** BEGIN Stored data **
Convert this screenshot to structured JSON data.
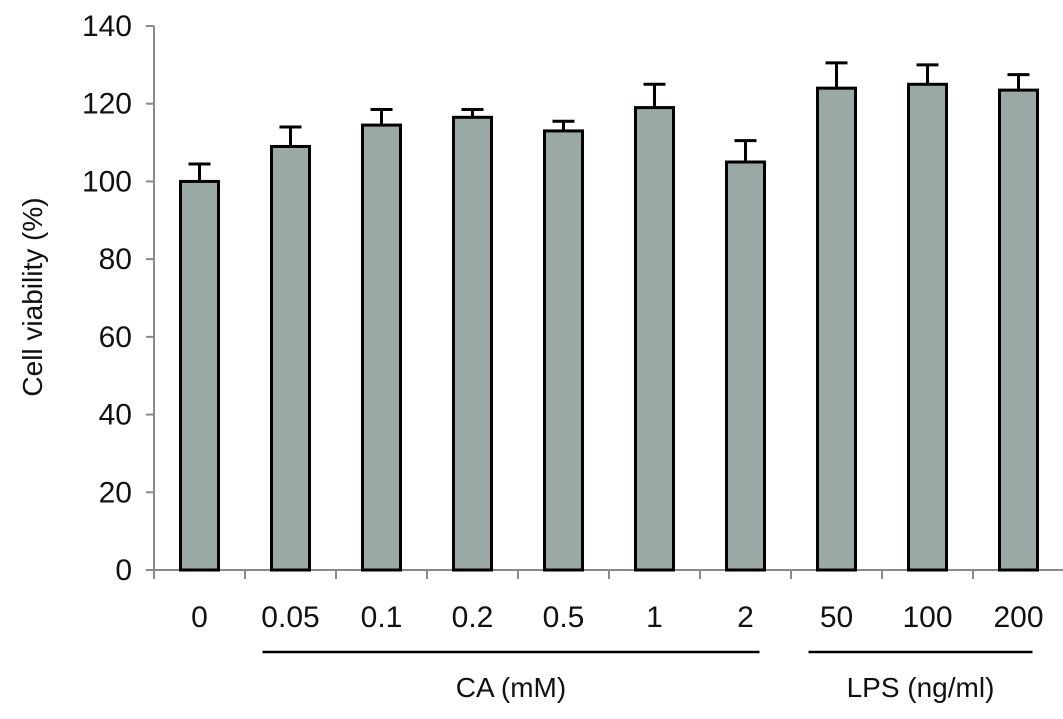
{
  "chart_data": {
    "type": "bar",
    "ylabel": "Cell viability (%)",
    "xlabel": "",
    "ylim": [
      0,
      140
    ],
    "yticks": [
      "0",
      "20",
      "40",
      "60",
      "80",
      "100",
      "120",
      "140"
    ],
    "categories": [
      "0",
      "0.05",
      "0.1",
      "0.2",
      "0.5",
      "1",
      "2",
      "50",
      "100",
      "200"
    ],
    "values": [
      100,
      109,
      114.5,
      116.5,
      113,
      119,
      105,
      124,
      125,
      123.5
    ],
    "errors": [
      4.5,
      5,
      4,
      2,
      2.5,
      6,
      5.5,
      6.5,
      5,
      4
    ],
    "groups": [
      {
        "label": "CA (mM)",
        "start": 1,
        "end": 6
      },
      {
        "label": "LPS (ng/ml)",
        "start": 7,
        "end": 9
      }
    ],
    "bar_color": "#9aa8a6",
    "grid": false
  }
}
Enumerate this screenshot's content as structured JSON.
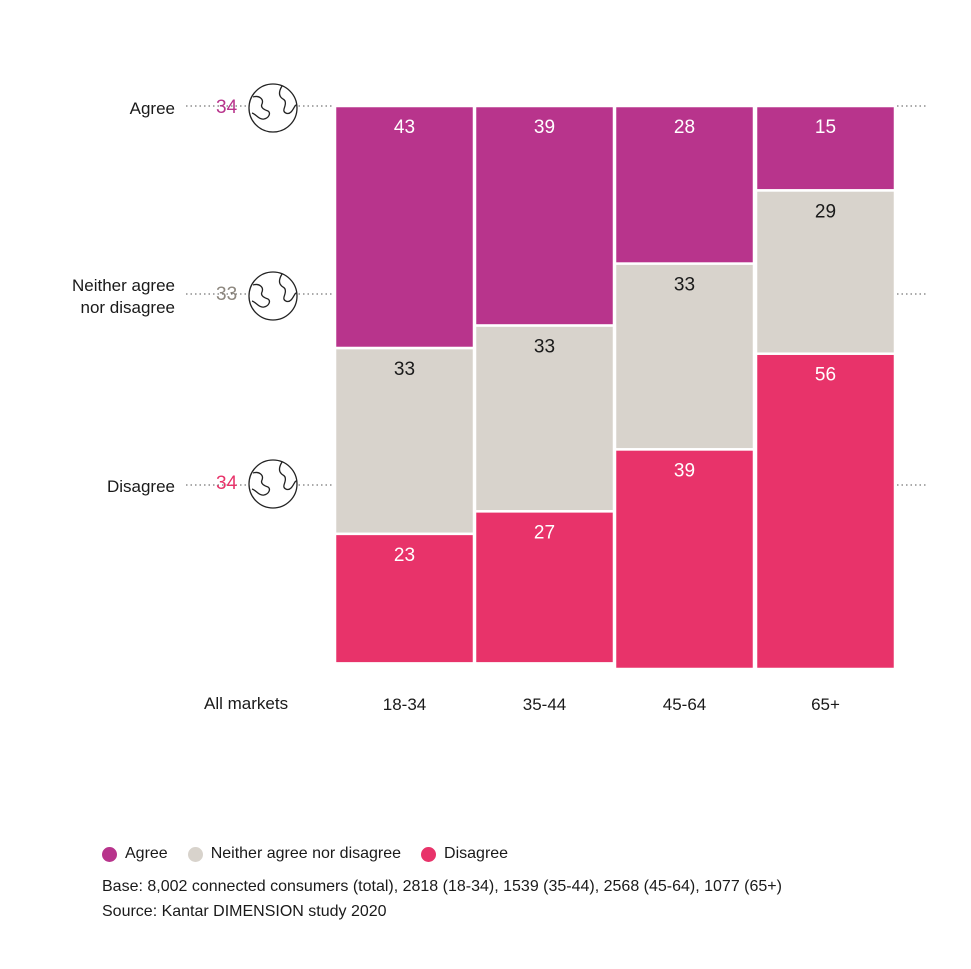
{
  "colors": {
    "agree": "#b8348c",
    "neither": "#d8d3cc",
    "disagree": "#e8336a",
    "neither_text": "#8d877f",
    "grid": "#555555",
    "outline": "#222222"
  },
  "chart_data": {
    "type": "bar",
    "stacked": true,
    "categories": [
      "18-34",
      "35-44",
      "45-64",
      "65+"
    ],
    "series": [
      {
        "name": "Agree",
        "values": [
          43,
          39,
          28,
          15
        ]
      },
      {
        "name": "Neither agree nor disagree",
        "values": [
          33,
          33,
          33,
          29
        ]
      },
      {
        "name": "Disagree",
        "values": [
          23,
          27,
          39,
          56
        ]
      }
    ],
    "ylim": [
      0,
      100
    ],
    "reference_label": "All markets",
    "reference": [
      {
        "label": "Agree",
        "value": 34,
        "icon": "globe-icon"
      },
      {
        "label_lines": [
          "Neither agree",
          "nor disagree"
        ],
        "value": 33,
        "icon": "globe-icon"
      },
      {
        "label": "Disagree",
        "value": 34,
        "icon": "globe-icon"
      }
    ],
    "legend": {
      "placement": "bottom-left",
      "items": [
        "Agree",
        "Neither agree nor disagree",
        "Disagree"
      ]
    }
  },
  "notes": {
    "base": "Base: 8,002 connected consumers (total), 2818 (18-34), 1539 (35-44), 2568 (45-64), 1077 (65+)",
    "source": "Source: Kantar DIMENSION study 2020"
  }
}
** END Stored data **
#### Request:
From the listing, extract all text exactly as given and drop any picture.

#### Result of this task:
Convert this screenshot to structured JSON data.
{
  "chart_data": {
    "type": "bar",
    "ylabel": "Cell viability (%)",
    "xlabel": "",
    "ylim": [
      0,
      140
    ],
    "yticks": [
      "0",
      "20",
      "40",
      "60",
      "80",
      "100",
      "120",
      "140"
    ],
    "categories": [
      "0",
      "0.05",
      "0.1",
      "0.2",
      "0.5",
      "1",
      "2",
      "50",
      "100",
      "200"
    ],
    "values": [
      100,
      109,
      114.5,
      116.5,
      113,
      119,
      105,
      124,
      125,
      123.5
    ],
    "errors": [
      4.5,
      5,
      4,
      2,
      2.5,
      6,
      5.5,
      6.5,
      5,
      4
    ],
    "groups": [
      {
        "label": "CA (mM)",
        "start": 1,
        "end": 6
      },
      {
        "label": "LPS (ng/ml)",
        "start": 7,
        "end": 9
      }
    ],
    "bar_color": "#9aa8a6",
    "grid": false
  }
}
Enumerate this screenshot's content as structured JSON.
{
  "colors": {
    "agree": "#b8348c",
    "neither": "#d8d3cc",
    "disagree": "#e8336a",
    "neither_text": "#8d877f",
    "grid": "#555555",
    "outline": "#222222"
  },
  "chart_data": {
    "type": "bar",
    "stacked": true,
    "categories": [
      "18-34",
      "35-44",
      "45-64",
      "65+"
    ],
    "series": [
      {
        "name": "Agree",
        "values": [
          43,
          39,
          28,
          15
        ]
      },
      {
        "name": "Neither agree nor disagree",
        "values": [
          33,
          33,
          33,
          29
        ]
      },
      {
        "name": "Disagree",
        "values": [
          23,
          27,
          39,
          56
        ]
      }
    ],
    "ylim": [
      0,
      100
    ],
    "reference_label": "All markets",
    "reference": [
      {
        "label": "Agree",
        "value": 34,
        "icon": "globe-icon"
      },
      {
        "label_lines": [
          "Neither agree",
          "nor disagree"
        ],
        "value": 33,
        "icon": "globe-icon"
      },
      {
        "label": "Disagree",
        "value": 34,
        "icon": "globe-icon"
      }
    ],
    "legend": {
      "placement": "bottom-left",
      "items": [
        "Agree",
        "Neither agree nor disagree",
        "Disagree"
      ]
    }
  },
  "notes": {
    "base": "Base: 8,002 connected consumers (total), 2818 (18-34), 1539 (35-44), 2568 (45-64), 1077 (65+)",
    "source": "Source: Kantar DIMENSION study 2020"
  }
}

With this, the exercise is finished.